▶ [SHORT PROBLEM] Search the material for the word "this" and copy each line that holds it.

▶ [THE RECORDS]
........

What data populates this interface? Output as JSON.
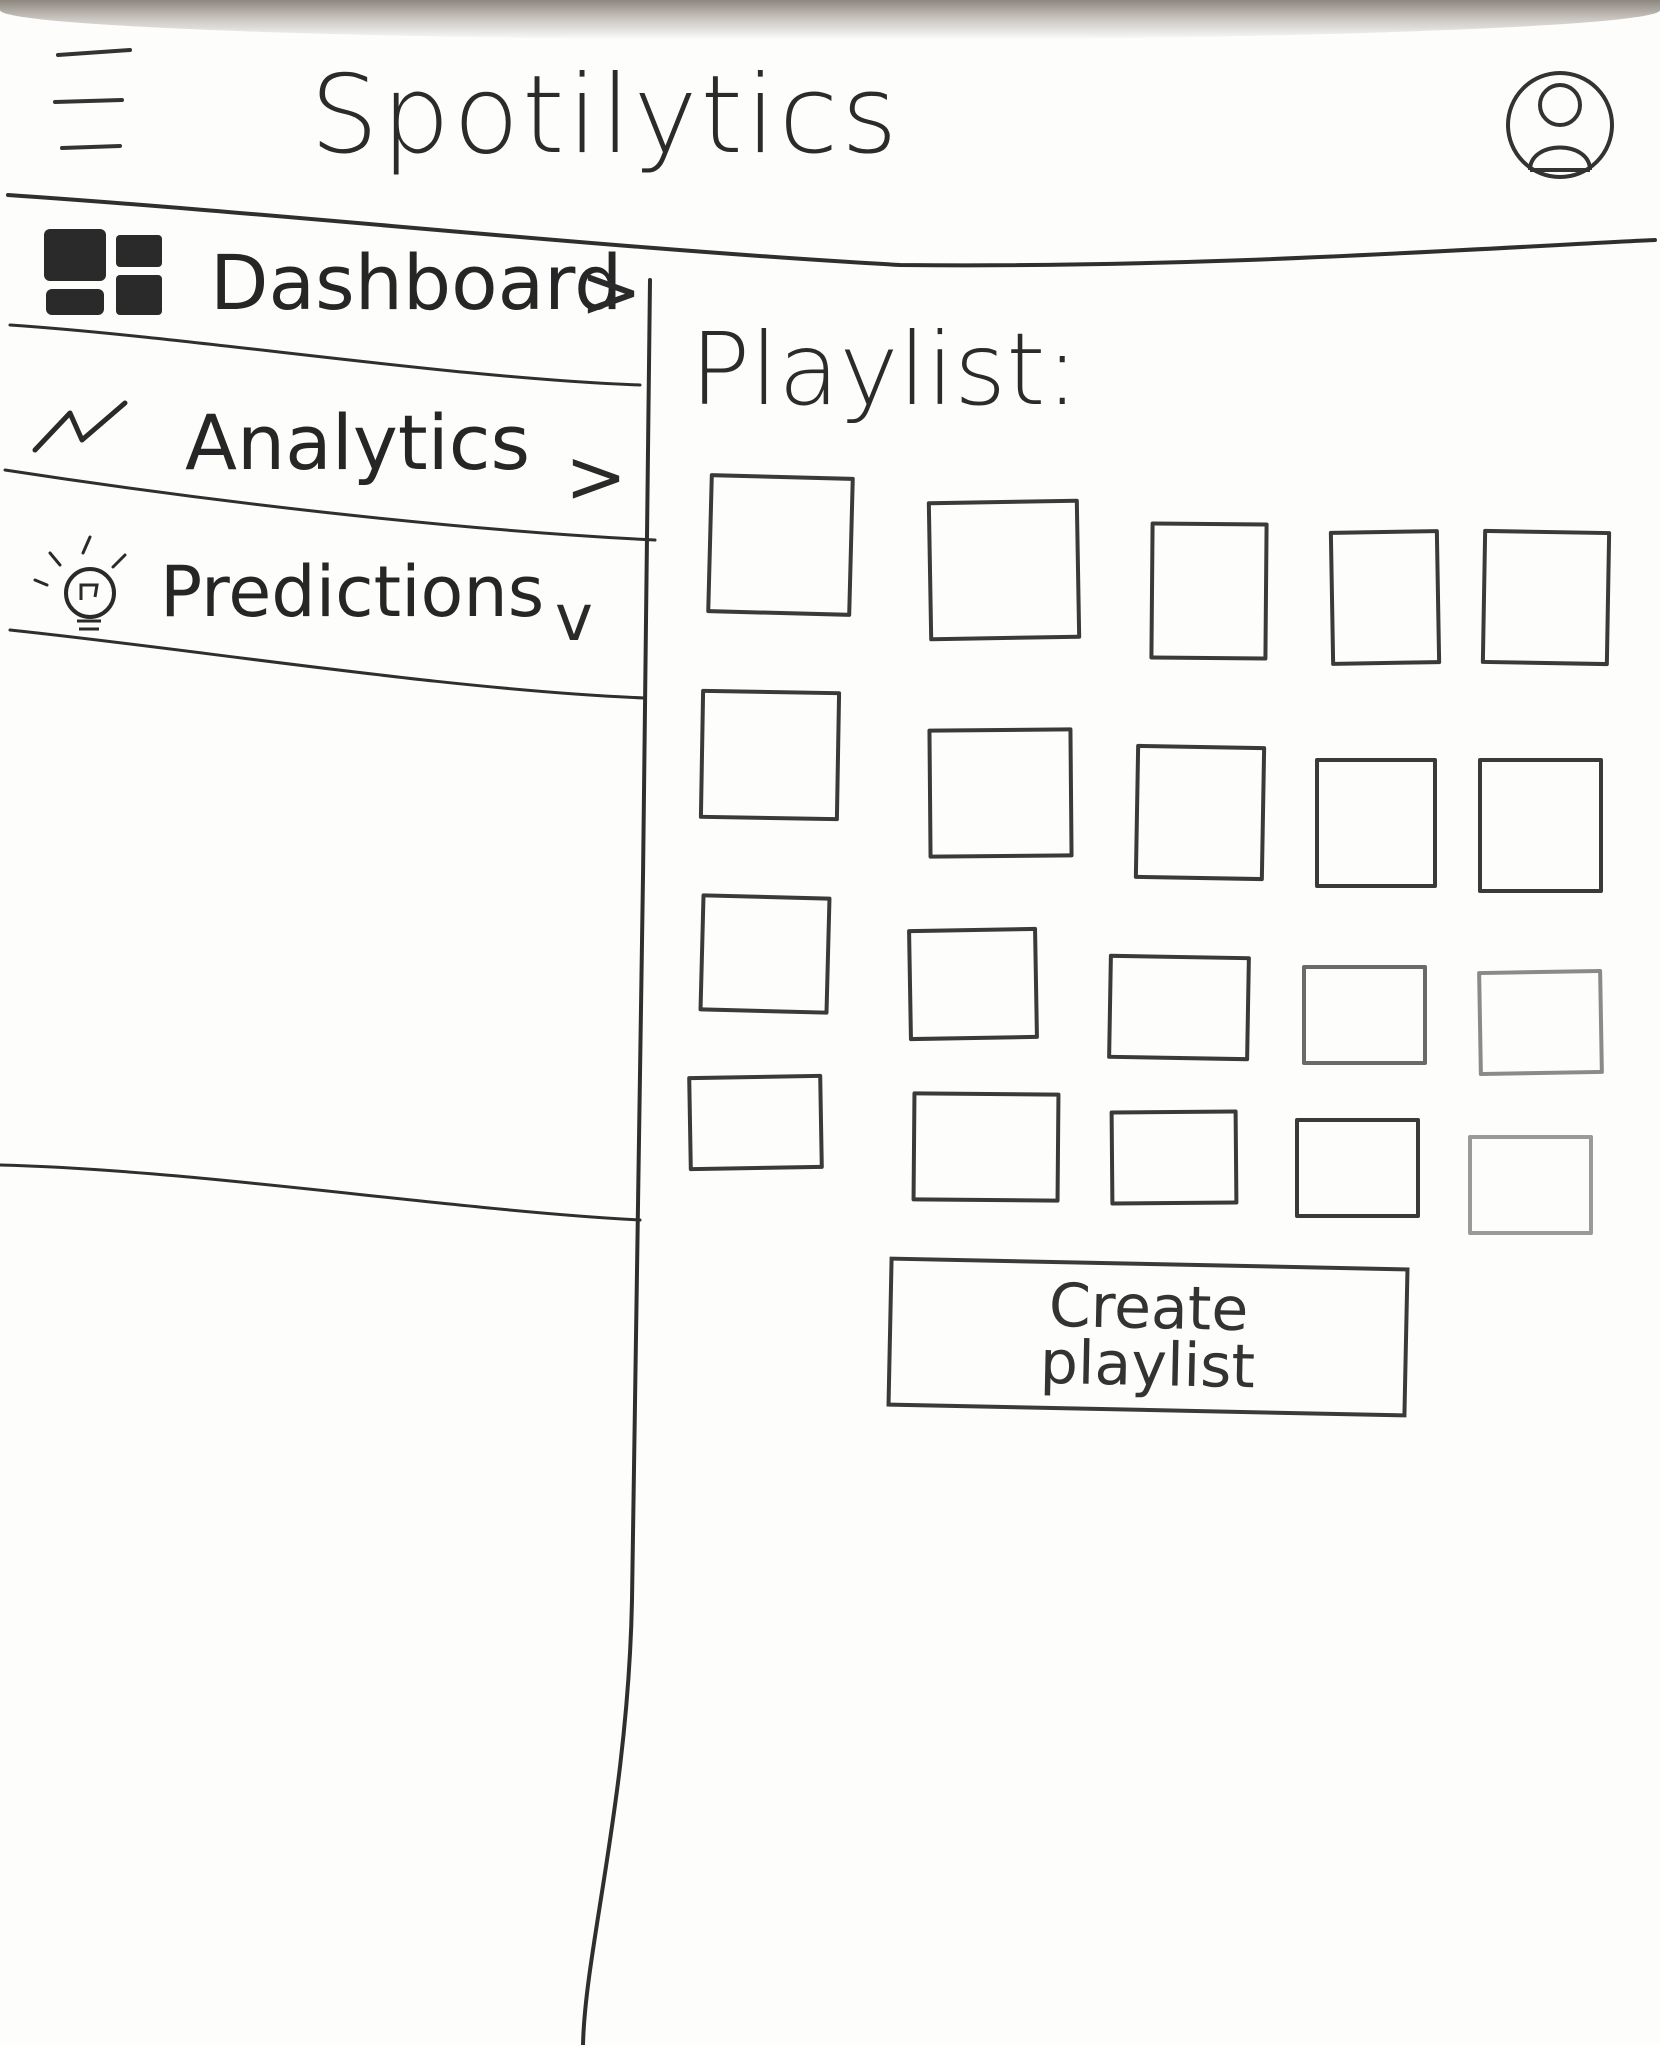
{
  "app": {
    "title": "Spotilytics"
  },
  "icons": {
    "menu": "hamburger-menu-icon",
    "profile": "user-avatar-icon",
    "dashboard": "dashboard-grid-icon",
    "analytics": "trend-line-icon",
    "predictions": "lightbulb-icon"
  },
  "sidebar": {
    "items": [
      {
        "label": "Dashboard",
        "chevron": ">"
      },
      {
        "label": "Analytics",
        "chevron": ">"
      },
      {
        "label": "Predictions",
        "chevron": "v"
      }
    ]
  },
  "main": {
    "title": "Playlist:",
    "playlist_rows": 4,
    "playlist_columns": 5,
    "create_button_label": "Create playlist"
  },
  "colors": {
    "ink": "#2f2f2f",
    "paper": "#fdfdfc"
  }
}
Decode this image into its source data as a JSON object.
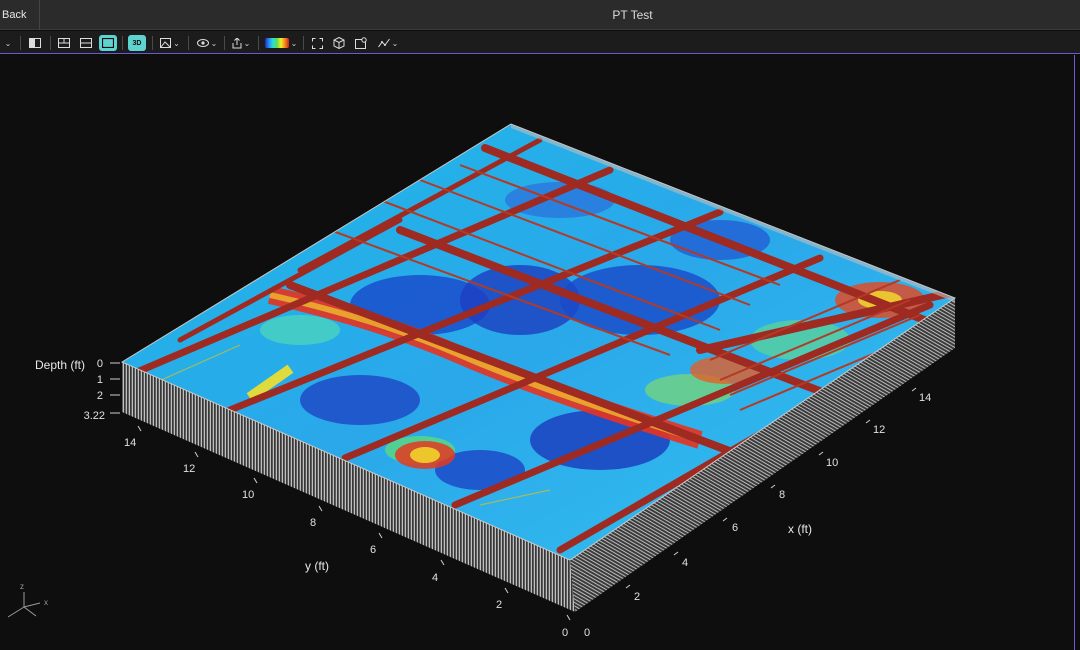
{
  "titlebar": {
    "back_label": "Back",
    "title": "PT Test"
  },
  "toolbar": {
    "icons": [
      "layout-icon",
      "split-horizontal-icon",
      "split-vertical-icon",
      "single-view-icon",
      "view-3d-icon",
      "image-adjust-icon",
      "visibility-icon",
      "export-icon",
      "colormap-icon",
      "fullscreen-icon",
      "cube-icon",
      "snapshot-icon",
      "chart-icon"
    ],
    "active": [
      "single-view-icon",
      "view-3d-icon"
    ],
    "view_3d_label": "3D"
  },
  "scene": {
    "depth_axis": {
      "title": "Depth (ft)",
      "ticks": [
        "0",
        "1",
        "2",
        "3.22"
      ]
    },
    "y_axis": {
      "title": "y (ft)",
      "ticks": [
        "0",
        "2",
        "4",
        "6",
        "8",
        "10",
        "12",
        "14"
      ]
    },
    "x_axis": {
      "title": "x (ft)",
      "ticks": [
        "0",
        "2",
        "4",
        "6",
        "8",
        "10",
        "12",
        "14"
      ]
    },
    "orientation": {
      "z": "z",
      "x": "x"
    }
  }
}
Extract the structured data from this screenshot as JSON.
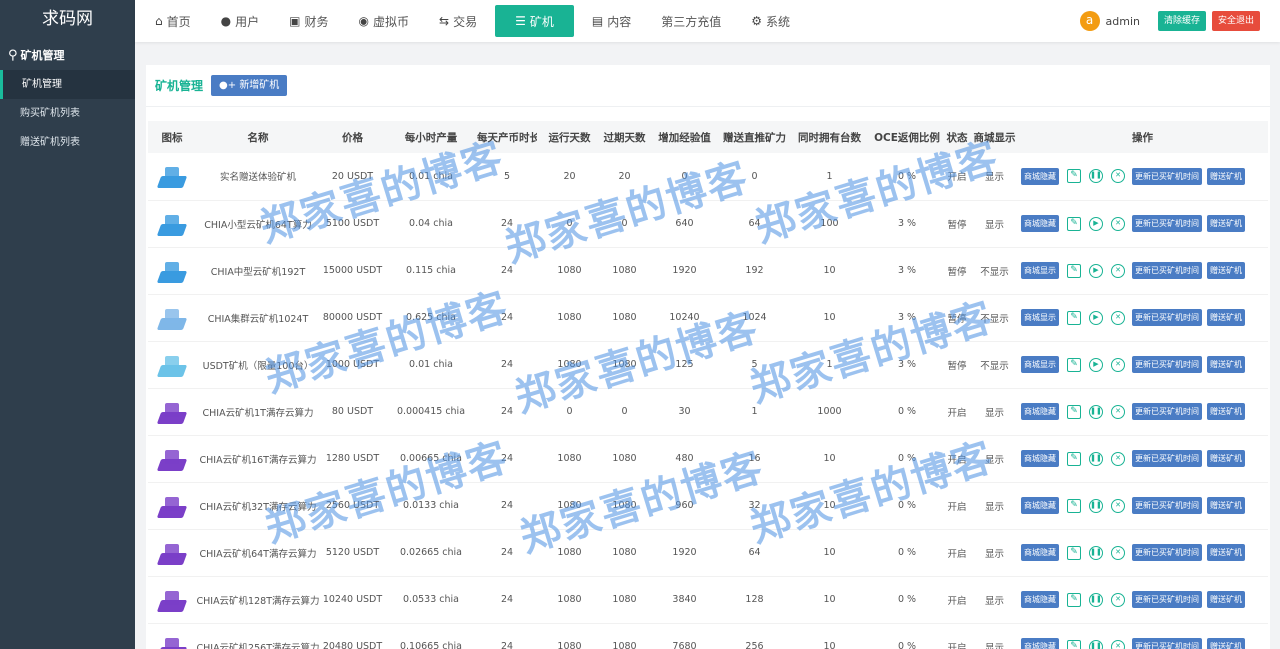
{
  "sidebar": {
    "brand": "求码网",
    "section": "矿机管理",
    "items": [
      {
        "label": "矿机管理",
        "active": true
      },
      {
        "label": "购买矿机列表",
        "active": false
      },
      {
        "label": "赠送矿机列表",
        "active": false
      }
    ]
  },
  "topnav": {
    "items": [
      {
        "label": "首页",
        "icon": "home-icon"
      },
      {
        "label": "用户",
        "icon": "user-icon"
      },
      {
        "label": "财务",
        "icon": "finance-icon"
      },
      {
        "label": "虚拟币",
        "icon": "coin-icon"
      },
      {
        "label": "交易",
        "icon": "exchange-icon"
      },
      {
        "label": "矿机",
        "icon": "server-icon",
        "active": true
      },
      {
        "label": "内容",
        "icon": "content-icon"
      },
      {
        "label": "第三方充值",
        "icon": ""
      },
      {
        "label": "系统",
        "icon": "gear-icon"
      }
    ],
    "avatar_letter": "a",
    "username": "admin",
    "clear_cache": "清除缓存",
    "logout": "安全退出"
  },
  "panel": {
    "title": "矿机管理",
    "add_button": "新增矿机"
  },
  "table": {
    "headers": [
      "图标",
      "名称",
      "价格",
      "每小时产量",
      "每天产币时长",
      "运行天数",
      "过期天数",
      "增加经验值",
      "赠送直推矿力",
      "同时拥有台数",
      "OCE返佣比例",
      "状态",
      "商城显示",
      "操作"
    ],
    "rows": [
      {
        "icon_color": "#3a9be0",
        "name": "实名赠送体验矿机",
        "price": "20 USDT",
        "hourly": "0.01 chia",
        "hours": "5",
        "run_days": "20",
        "expire_days": "20",
        "exp": "0",
        "gift_power": "0",
        "own_count": "1",
        "oce": "0 %",
        "status": "开启",
        "mall": "显示",
        "mall_btn": "商城隐藏",
        "toggle_icon": "pause"
      },
      {
        "icon_color": "#3a9be0",
        "name": "CHIA小型云矿机64T算力",
        "price": "5100 USDT",
        "hourly": "0.04 chia",
        "hours": "24",
        "run_days": "0",
        "expire_days": "0",
        "exp": "640",
        "gift_power": "64",
        "own_count": "100",
        "oce": "3 %",
        "status": "暂停",
        "mall": "显示",
        "mall_btn": "商城隐藏",
        "toggle_icon": "play"
      },
      {
        "icon_color": "#3a9be0",
        "name": "CHIA中型云矿机192T",
        "price": "15000 USDT",
        "hourly": "0.115 chia",
        "hours": "24",
        "run_days": "1080",
        "expire_days": "1080",
        "exp": "1920",
        "gift_power": "192",
        "own_count": "10",
        "oce": "3 %",
        "status": "暂停",
        "mall": "不显示",
        "mall_btn": "商城显示",
        "toggle_icon": "play"
      },
      {
        "icon_color": "#7fb7e8",
        "name": "CHIA集群云矿机1024T",
        "price": "80000 USDT",
        "hourly": "0.625 chia",
        "hours": "24",
        "run_days": "1080",
        "expire_days": "1080",
        "exp": "10240",
        "gift_power": "1024",
        "own_count": "10",
        "oce": "3 %",
        "status": "暂停",
        "mall": "不显示",
        "mall_btn": "商城显示",
        "toggle_icon": "play"
      },
      {
        "icon_color": "#6cc3e8",
        "name": "USDT矿机（限量100台）",
        "price": "1000 USDT",
        "hourly": "0.01 chia",
        "hours": "24",
        "run_days": "1080",
        "expire_days": "1080",
        "exp": "125",
        "gift_power": "5",
        "own_count": "1",
        "oce": "3 %",
        "status": "暂停",
        "mall": "不显示",
        "mall_btn": "商城显示",
        "toggle_icon": "play"
      },
      {
        "icon_color": "#7b3fc8",
        "name": "CHIA云矿机1T满存云算力",
        "price": "80 USDT",
        "hourly": "0.000415 chia",
        "hours": "24",
        "run_days": "0",
        "expire_days": "0",
        "exp": "30",
        "gift_power": "1",
        "own_count": "1000",
        "oce": "0 %",
        "status": "开启",
        "mall": "显示",
        "mall_btn": "商城隐藏",
        "toggle_icon": "pause"
      },
      {
        "icon_color": "#7b3fc8",
        "name": "CHIA云矿机16T满存云算力",
        "price": "1280 USDT",
        "hourly": "0.00665 chia",
        "hours": "24",
        "run_days": "1080",
        "expire_days": "1080",
        "exp": "480",
        "gift_power": "16",
        "own_count": "10",
        "oce": "0 %",
        "status": "开启",
        "mall": "显示",
        "mall_btn": "商城隐藏",
        "toggle_icon": "pause"
      },
      {
        "icon_color": "#7b3fc8",
        "name": "CHIA云矿机32T满存云算力",
        "price": "2560 USDT",
        "hourly": "0.0133 chia",
        "hours": "24",
        "run_days": "1080",
        "expire_days": "1080",
        "exp": "960",
        "gift_power": "32",
        "own_count": "10",
        "oce": "0 %",
        "status": "开启",
        "mall": "显示",
        "mall_btn": "商城隐藏",
        "toggle_icon": "pause"
      },
      {
        "icon_color": "#7b3fc8",
        "name": "CHIA云矿机64T满存云算力",
        "price": "5120 USDT",
        "hourly": "0.02665 chia",
        "hours": "24",
        "run_days": "1080",
        "expire_days": "1080",
        "exp": "1920",
        "gift_power": "64",
        "own_count": "10",
        "oce": "0 %",
        "status": "开启",
        "mall": "显示",
        "mall_btn": "商城隐藏",
        "toggle_icon": "pause"
      },
      {
        "icon_color": "#7b3fc8",
        "name": "CHIA云矿机128T满存云算力",
        "price": "10240 USDT",
        "hourly": "0.0533 chia",
        "hours": "24",
        "run_days": "1080",
        "expire_days": "1080",
        "exp": "3840",
        "gift_power": "128",
        "own_count": "10",
        "oce": "0 %",
        "status": "开启",
        "mall": "显示",
        "mall_btn": "商城隐藏",
        "toggle_icon": "pause"
      },
      {
        "icon_color": "#7b3fc8",
        "name": "CHIA云矿机256T满存云算力",
        "price": "20480 USDT",
        "hourly": "0.10665 chia",
        "hours": "24",
        "run_days": "1080",
        "expire_days": "1080",
        "exp": "7680",
        "gift_power": "256",
        "own_count": "10",
        "oce": "0 %",
        "status": "开启",
        "mall": "显示",
        "mall_btn": "商城隐藏",
        "toggle_icon": "pause"
      }
    ],
    "op_update": "更新已买矿机时间",
    "op_gift": "赠送矿机"
  },
  "watermark": "郑家喜的博客"
}
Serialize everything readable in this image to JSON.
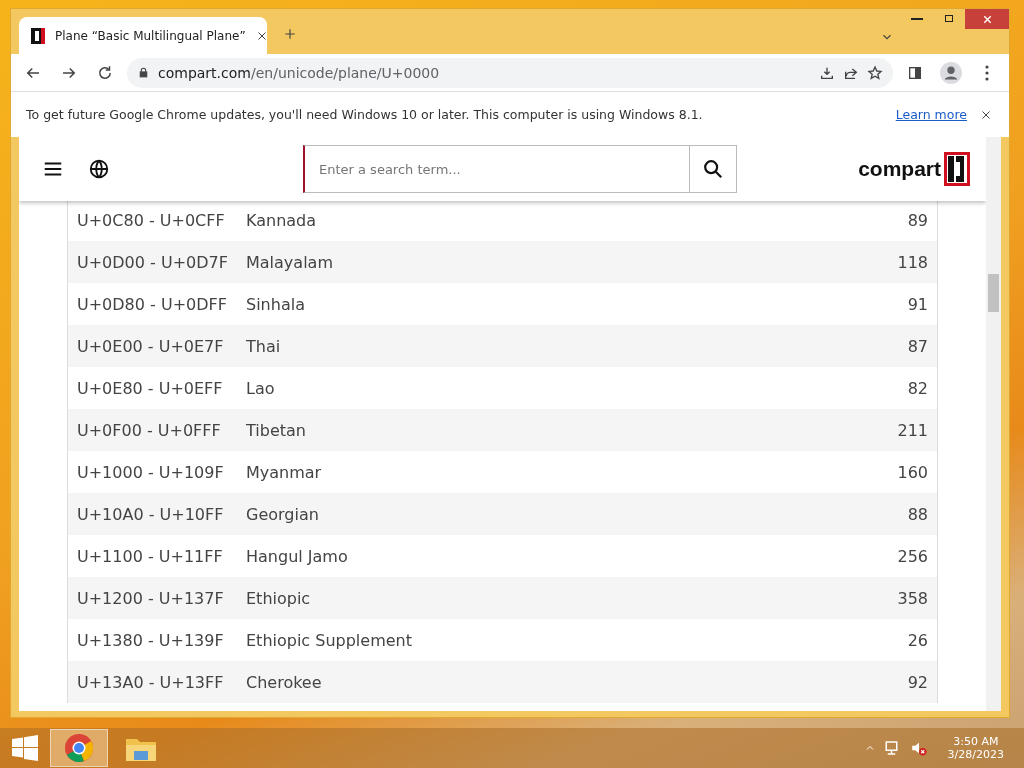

........

▶ [FINAL ANSWER]
What data populates this interface? Output as JSON.
Decode this image into its source data as a JSON object.
Extract the structured data from this screenshot as JSON.
Serialize everything readable in this image to JSON.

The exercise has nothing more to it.